TASK TO CARRY OUT:
Leave out the pictures and restate the rest of the data exactly.

[Figure record listings]
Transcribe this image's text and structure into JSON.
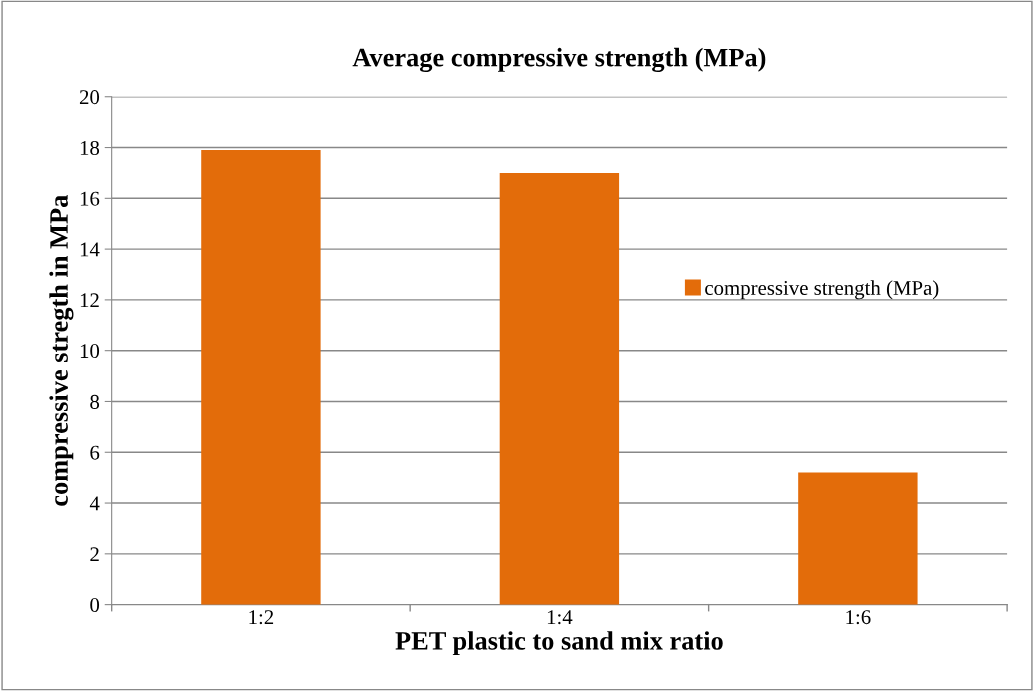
{
  "chart_data": {
    "type": "bar",
    "title": "Average compressive strength (MPa)",
    "xlabel": "PET plastic to sand mix ratio",
    "ylabel": "compressive stregth in MPa",
    "categories": [
      "1:2",
      "1:4",
      "1:6"
    ],
    "series": [
      {
        "name": "compressive strength (MPa)",
        "color": "#e36c0a",
        "values": [
          17.9,
          17.0,
          5.2
        ]
      }
    ],
    "ylim": [
      0,
      20
    ],
    "yticks": [
      0,
      2,
      4,
      6,
      8,
      10,
      12,
      14,
      16,
      18,
      20
    ],
    "grid": "y",
    "legend": "right"
  }
}
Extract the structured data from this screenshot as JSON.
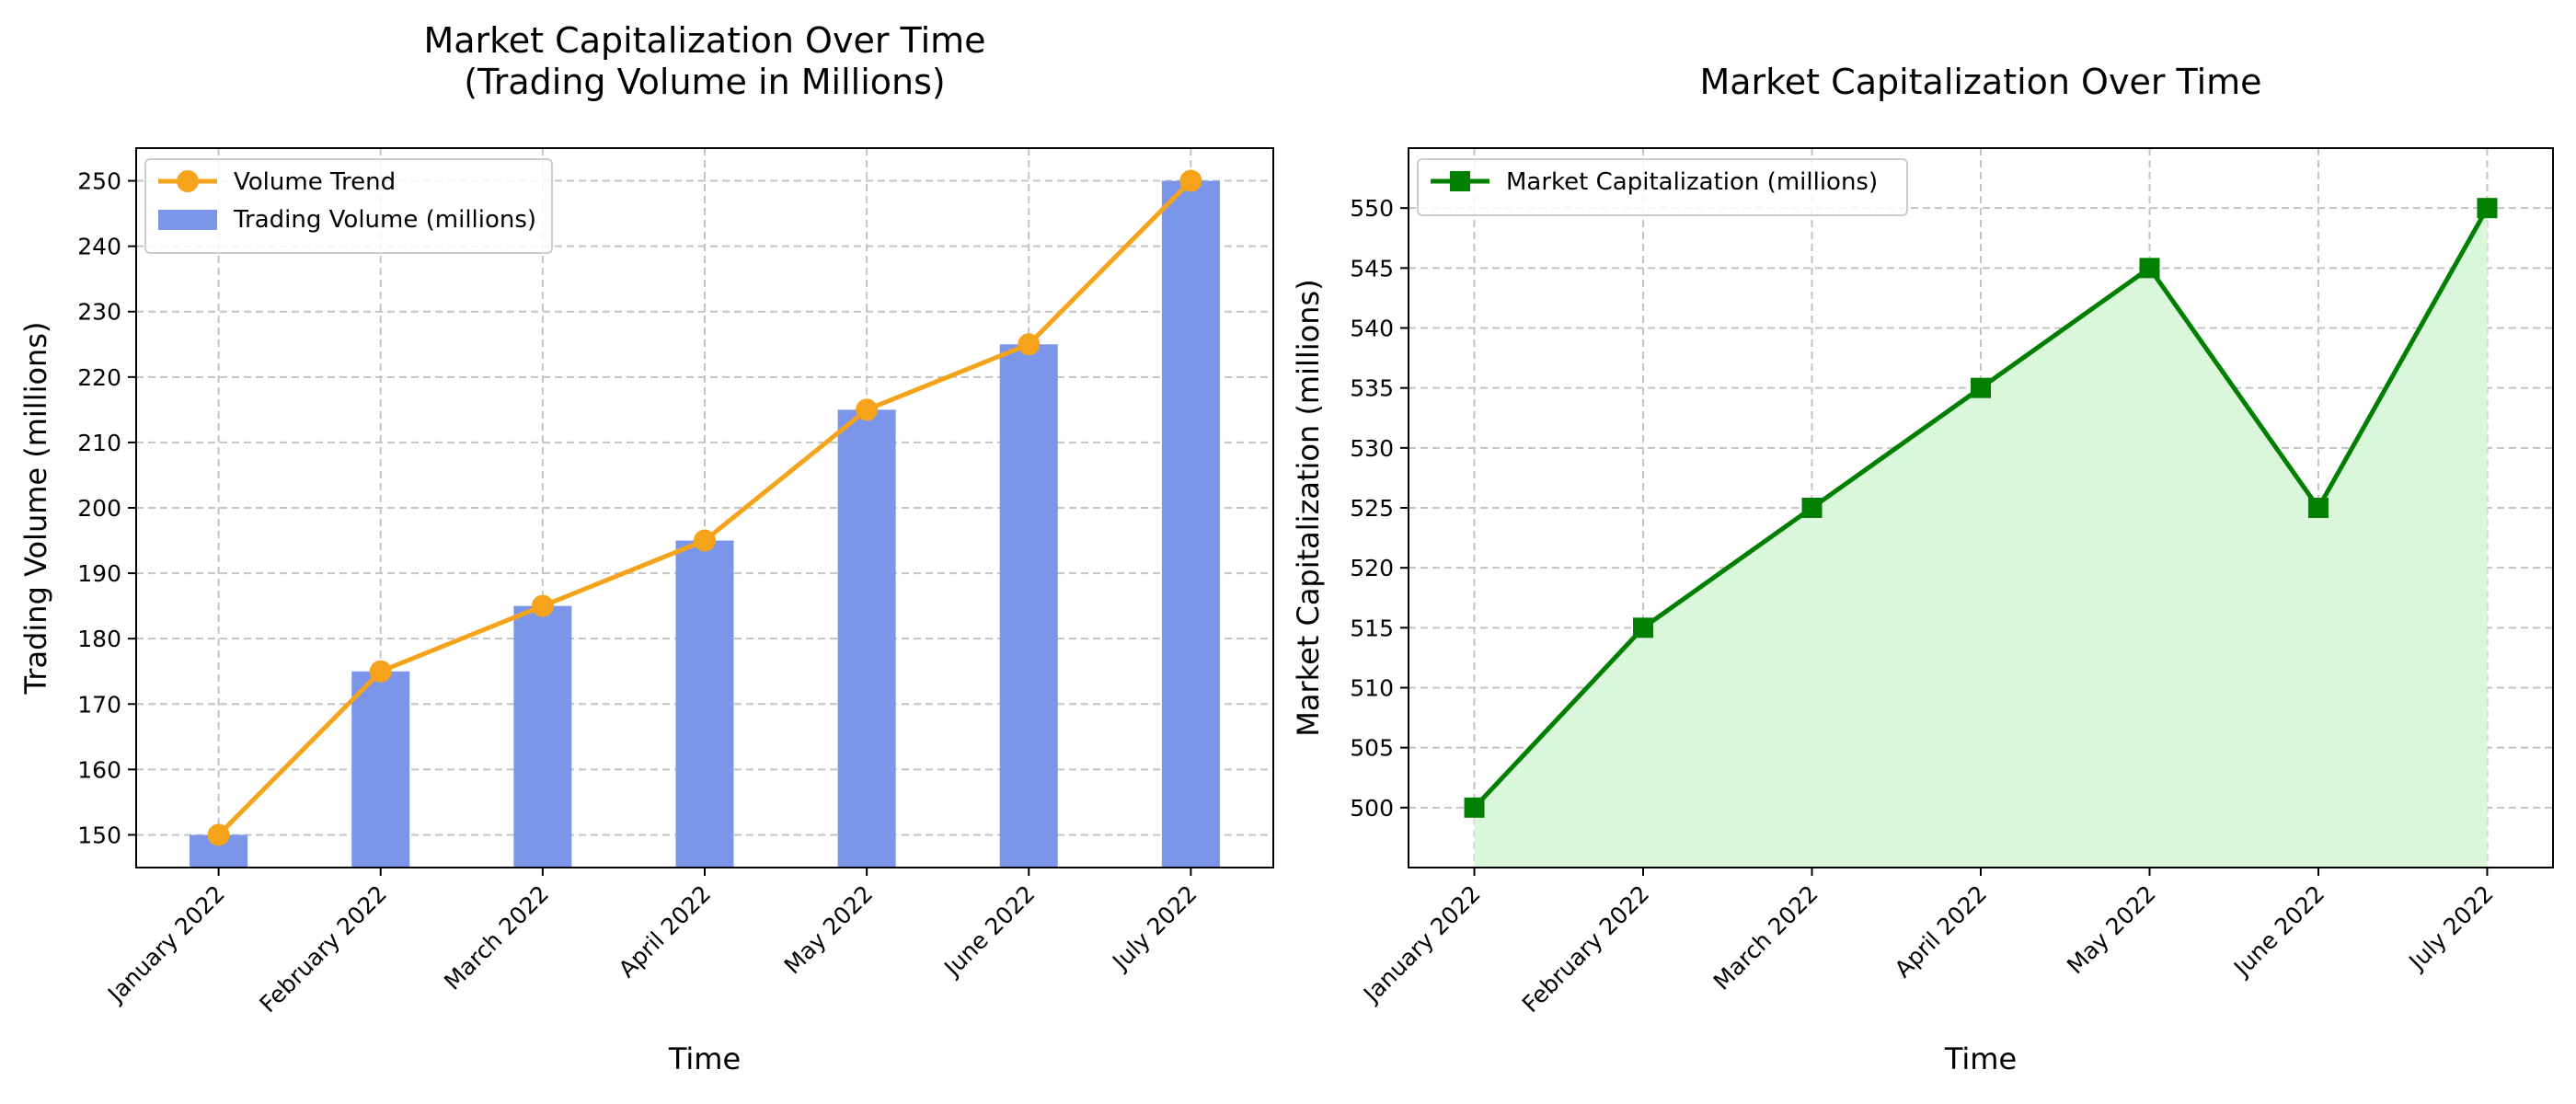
{
  "chart_data": [
    {
      "type": "bar",
      "title": "Market Capitalization Over Time\n(Trading Volume in Millions)",
      "xlabel": "Time",
      "ylabel": "Trading Volume (millions)",
      "categories": [
        "January 2022",
        "February 2022",
        "March 2022",
        "April 2022",
        "May 2022",
        "June 2022",
        "July 2022"
      ],
      "series": [
        {
          "name": "Trading Volume (millions)",
          "kind": "bar",
          "color": "#7b96e8",
          "values": [
            150,
            175,
            185,
            195,
            215,
            225,
            250
          ]
        },
        {
          "name": "Volume Trend",
          "kind": "line",
          "marker": "circle",
          "color": "#f5a31a",
          "values": [
            150,
            175,
            185,
            195,
            215,
            225,
            250
          ]
        }
      ],
      "ylim": [
        145,
        255
      ],
      "yticks": [
        150,
        160,
        170,
        180,
        190,
        200,
        210,
        220,
        230,
        240,
        250
      ],
      "grid": true,
      "legend": "top-left"
    },
    {
      "type": "area",
      "title": "Market Capitalization Over Time",
      "xlabel": "Time",
      "ylabel": "Market Capitalization (millions)",
      "categories": [
        "January 2022",
        "February 2022",
        "March 2022",
        "April 2022",
        "May 2022",
        "June 2022",
        "July 2022"
      ],
      "series": [
        {
          "name": "Market Capitalization (millions)",
          "kind": "line",
          "marker": "square",
          "color": "#007f00",
          "fill": "#dbf7db",
          "values": [
            500,
            515,
            525,
            535,
            545,
            525,
            550
          ]
        }
      ],
      "ylim": [
        495,
        555
      ],
      "yticks": [
        500,
        505,
        510,
        515,
        520,
        525,
        530,
        535,
        540,
        545,
        550
      ],
      "grid": true,
      "legend": "top-left"
    }
  ]
}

SOLUTION FOR THIS PROBLEM:
Transcribe this image's text and structure into JSON.
{
  "chart_data": {
    "type": "bar",
    "title": "Average compressive strength (MPa)",
    "xlabel": "PET plastic to sand mix ratio",
    "ylabel": "compressive stregth in MPa",
    "categories": [
      "1:2",
      "1:4",
      "1:6"
    ],
    "series": [
      {
        "name": "compressive strength (MPa)",
        "color": "#e36c0a",
        "values": [
          17.9,
          17.0,
          5.2
        ]
      }
    ],
    "ylim": [
      0,
      20
    ],
    "yticks": [
      0,
      2,
      4,
      6,
      8,
      10,
      12,
      14,
      16,
      18,
      20
    ],
    "grid": "y",
    "legend": "right"
  }
}
Extract the structured data from this screenshot as JSON.
{
  "chart_data": [
    {
      "type": "bar",
      "title": "Market Capitalization Over Time\n(Trading Volume in Millions)",
      "xlabel": "Time",
      "ylabel": "Trading Volume (millions)",
      "categories": [
        "January 2022",
        "February 2022",
        "March 2022",
        "April 2022",
        "May 2022",
        "June 2022",
        "July 2022"
      ],
      "series": [
        {
          "name": "Trading Volume (millions)",
          "kind": "bar",
          "color": "#7b96e8",
          "values": [
            150,
            175,
            185,
            195,
            215,
            225,
            250
          ]
        },
        {
          "name": "Volume Trend",
          "kind": "line",
          "marker": "circle",
          "color": "#f5a31a",
          "values": [
            150,
            175,
            185,
            195,
            215,
            225,
            250
          ]
        }
      ],
      "ylim": [
        145,
        255
      ],
      "yticks": [
        150,
        160,
        170,
        180,
        190,
        200,
        210,
        220,
        230,
        240,
        250
      ],
      "grid": true,
      "legend": "top-left"
    },
    {
      "type": "area",
      "title": "Market Capitalization Over Time",
      "xlabel": "Time",
      "ylabel": "Market Capitalization (millions)",
      "categories": [
        "January 2022",
        "February 2022",
        "March 2022",
        "April 2022",
        "May 2022",
        "June 2022",
        "July 2022"
      ],
      "series": [
        {
          "name": "Market Capitalization (millions)",
          "kind": "line",
          "marker": "square",
          "color": "#007f00",
          "fill": "#dbf7db",
          "values": [
            500,
            515,
            525,
            535,
            545,
            525,
            550
          ]
        }
      ],
      "ylim": [
        495,
        555
      ],
      "yticks": [
        500,
        505,
        510,
        515,
        520,
        525,
        530,
        535,
        540,
        545,
        550
      ],
      "grid": true,
      "legend": "top-left"
    }
  ]
}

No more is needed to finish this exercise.